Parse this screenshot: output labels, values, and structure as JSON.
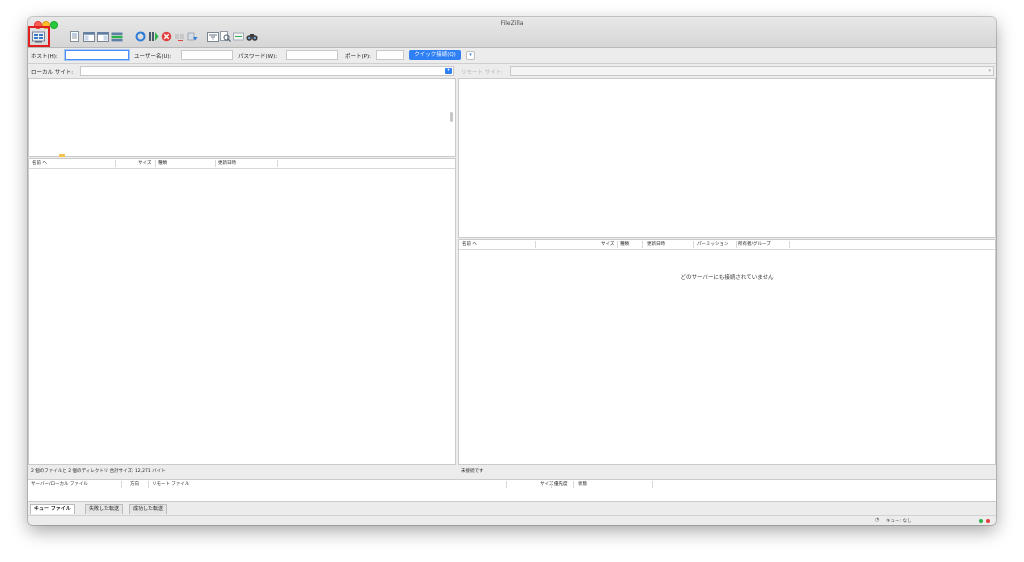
{
  "window": {
    "title": "FileZilla"
  },
  "toolbar": {
    "icons": [
      "site-manager-icon",
      "toggle-message-log-icon",
      "toggle-local-tree-icon",
      "toggle-remote-tree-icon",
      "toggle-queue-icon",
      "refresh-icon",
      "process-queue-icon",
      "cancel-icon",
      "disconnect-icon",
      "reconnect-icon",
      "filter-icon",
      "compare-icon",
      "sync-browse-icon",
      "search-icon"
    ]
  },
  "quickconnect": {
    "host_label": "ホスト(H):",
    "user_label": "ユーザー名(U):",
    "password_label": "パスワード(W):",
    "port_label": "ポート(P):",
    "button_label": "クイック接続(Q)",
    "host_value": "",
    "user_value": "",
    "password_value": "",
    "port_value": ""
  },
  "local": {
    "site_label": "ローカル サイト:",
    "site_value": "",
    "columns": {
      "name": "名前 ヘ",
      "size": "サイズ",
      "type": "種類",
      "modified": "更新日時"
    },
    "status": "2 個のファイルと 2 個のディレクトリ 合計サイズ: 12,271 バイト"
  },
  "remote": {
    "site_label": "リモート サイト:",
    "columns": {
      "name": "名前 ヘ",
      "size": "サイズ",
      "type": "種類",
      "modified": "更新日時",
      "permission": "パーミッション",
      "owner": "所有者/グループ"
    },
    "empty_message": "どのサーバーにも接続されていません",
    "status": "未接続です"
  },
  "queue": {
    "columns": {
      "server_local": "サーバー/ローカル ファイル",
      "direction": "方向",
      "remote_file": "リモート ファイル",
      "size": "サイズ",
      "priority": "優先度",
      "status": "状態"
    },
    "tabs": [
      "キュー ファイル",
      "失敗した転送",
      "成功した転送"
    ],
    "footer_status": "キュー: なし"
  },
  "colors": {
    "accent": "#2f7ff5",
    "highlight": "#e21f1f",
    "led_green": "#2bb24c",
    "led_red": "#e04040"
  }
}
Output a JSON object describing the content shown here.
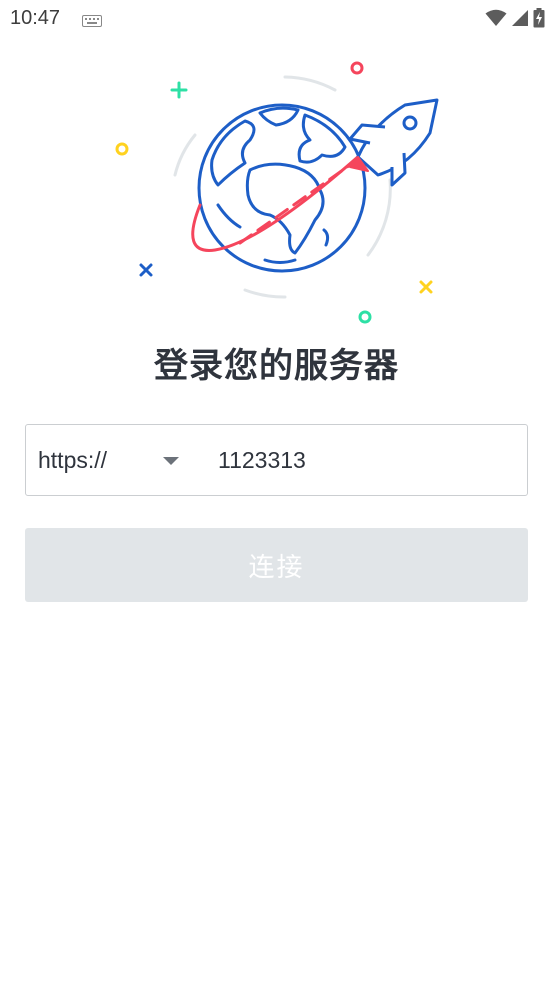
{
  "status_bar": {
    "time": "10:47",
    "icons": [
      "keyboard-icon",
      "wifi-icon",
      "signal-icon",
      "battery-charging-icon"
    ]
  },
  "illustration": {
    "icons": [
      "globe-icon",
      "rocket-icon",
      "plus-icon",
      "circle-icon",
      "cross-icon"
    ],
    "colors": {
      "blue": "#1d5ec7",
      "red": "#f5455c",
      "green": "#2de0a5",
      "yellow": "#ffd21f",
      "gray": "#e1e5e8"
    }
  },
  "page": {
    "title": "登录您的服务器"
  },
  "server": {
    "protocol": "https://",
    "address": "1123313"
  },
  "connect": {
    "label": "连接",
    "background": "#e1e5e8",
    "enabled": false
  }
}
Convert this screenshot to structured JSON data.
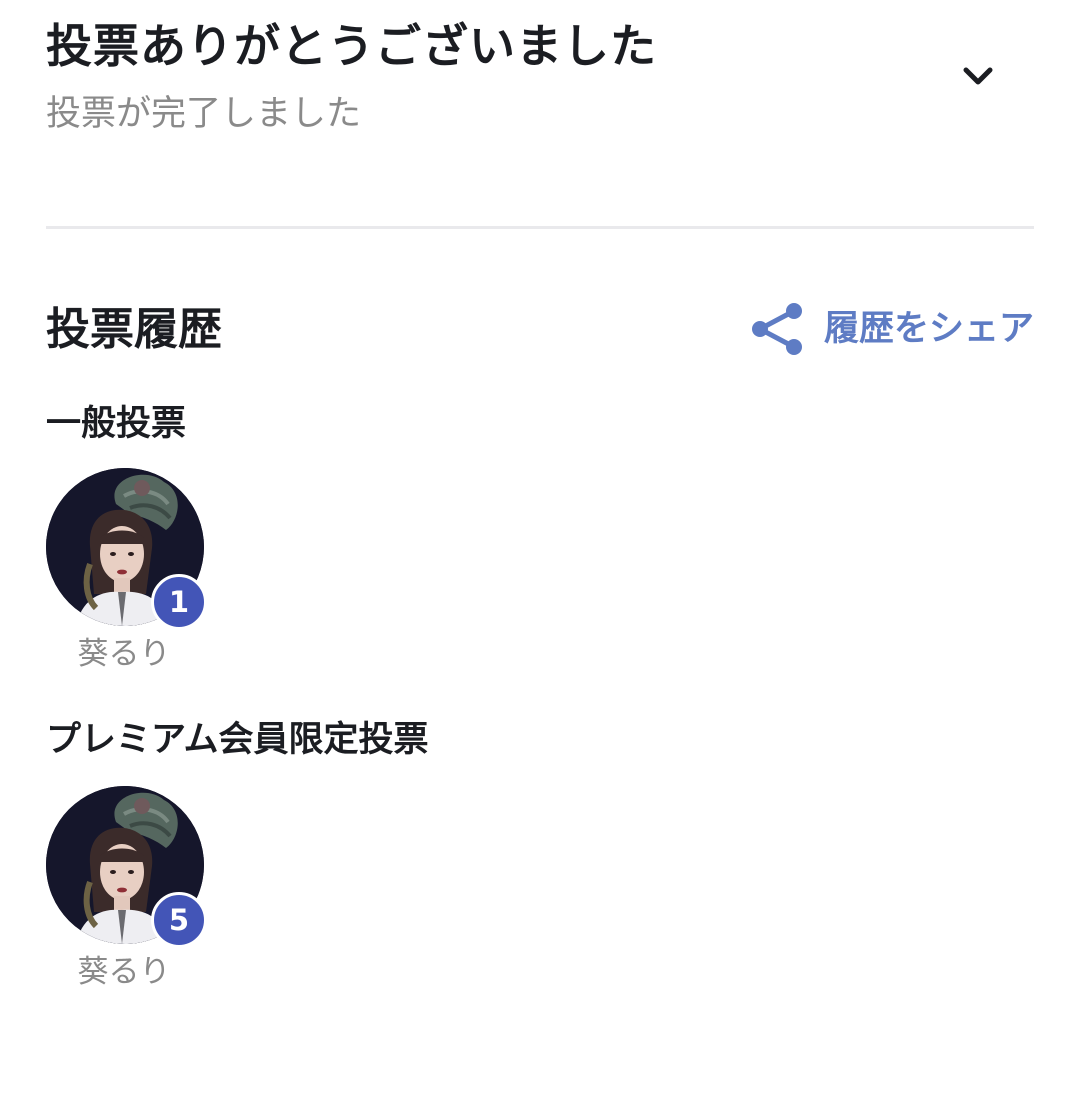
{
  "header": {
    "title": "投票ありがとうございました",
    "subtitle": "投票が完了しました",
    "collapse_icon": "chevron-down-icon"
  },
  "history": {
    "title": "投票履歴",
    "share_label": "履歴をシェア",
    "share_icon": "share-icon",
    "accent_color": "#5e7cc4",
    "badge_color": "#4355b7"
  },
  "groups": [
    {
      "title": "一般投票",
      "candidates": [
        {
          "name": "葵るり",
          "votes": "1"
        }
      ]
    },
    {
      "title": "プレミアム会員限定投票",
      "candidates": [
        {
          "name": "葵るり",
          "votes": "5"
        }
      ]
    }
  ]
}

══════════

▸ Request: Copy out all the records exactly, excluding pictures.

▸ Output:
Parse this screenshot: output labels, values, and structure as JSON.
{
  "window": {
    "title": "FileZilla"
  },
  "toolbar": {
    "icons": [
      "site-manager-icon",
      "toggle-message-log-icon",
      "toggle-local-tree-icon",
      "toggle-remote-tree-icon",
      "toggle-queue-icon",
      "refresh-icon",
      "process-queue-icon",
      "cancel-icon",
      "disconnect-icon",
      "reconnect-icon",
      "filter-icon",
      "compare-icon",
      "sync-browse-icon",
      "search-icon"
    ]
  },
  "quickconnect": {
    "host_label": "ホスト(H):",
    "user_label": "ユーザー名(U):",
    "password_label": "パスワード(W):",
    "port_label": "ポート(P):",
    "button_label": "クイック接続(Q)",
    "host_value": "",
    "user_value": "",
    "password_value": "",
    "port_value": ""
  },
  "local": {
    "site_label": "ローカル サイト:",
    "site_value": "",
    "columns": {
      "name": "名前 ヘ",
      "size": "サイズ",
      "type": "種類",
      "modified": "更新日時"
    },
    "status": "2 個のファイルと 2 個のディレクトリ 合計サイズ: 12,271 バイト"
  },
  "remote": {
    "site_label": "リモート サイト:",
    "columns": {
      "name": "名前 ヘ",
      "size": "サイズ",
      "type": "種類",
      "modified": "更新日時",
      "permission": "パーミッション",
      "owner": "所有者/グループ"
    },
    "empty_message": "どのサーバーにも接続されていません",
    "status": "未接続です"
  },
  "queue": {
    "columns": {
      "server_local": "サーバー/ローカル ファイル",
      "direction": "方向",
      "remote_file": "リモート ファイル",
      "size": "サイズ",
      "priority": "優先度",
      "status": "状態"
    },
    "tabs": [
      "キュー ファイル",
      "失敗した転送",
      "成功した転送"
    ],
    "footer_status": "キュー: なし"
  },
  "colors": {
    "accent": "#2f7ff5",
    "highlight": "#e21f1f",
    "led_green": "#2bb24c",
    "led_red": "#e04040"
  }
}
Output a JSON object describing the content shown here.
{
  "status_bar": {
    "time": "10:47",
    "icons": [
      "keyboard-icon",
      "wifi-icon",
      "signal-icon",
      "battery-charging-icon"
    ]
  },
  "illustration": {
    "icons": [
      "globe-icon",
      "rocket-icon",
      "plus-icon",
      "circle-icon",
      "cross-icon"
    ],
    "colors": {
      "blue": "#1d5ec7",
      "red": "#f5455c",
      "green": "#2de0a5",
      "yellow": "#ffd21f",
      "gray": "#e1e5e8"
    }
  },
  "page": {
    "title": "登录您的服务器"
  },
  "server": {
    "protocol": "https://",
    "address": "1123313"
  },
  "connect": {
    "label": "连接",
    "background": "#e1e5e8",
    "enabled": false
  }
}
Convert this screenshot to structured JSON data.
{
  "header": {
    "title": "投票ありがとうございました",
    "subtitle": "投票が完了しました",
    "collapse_icon": "chevron-down-icon"
  },
  "history": {
    "title": "投票履歴",
    "share_label": "履歴をシェア",
    "share_icon": "share-icon",
    "accent_color": "#5e7cc4",
    "badge_color": "#4355b7"
  },
  "groups": [
    {
      "title": "一般投票",
      "candidates": [
        {
          "name": "葵るり",
          "votes": "1"
        }
      ]
    },
    {
      "title": "プレミアム会員限定投票",
      "candidates": [
        {
          "name": "葵るり",
          "votes": "5"
        }
      ]
    }
  ]
}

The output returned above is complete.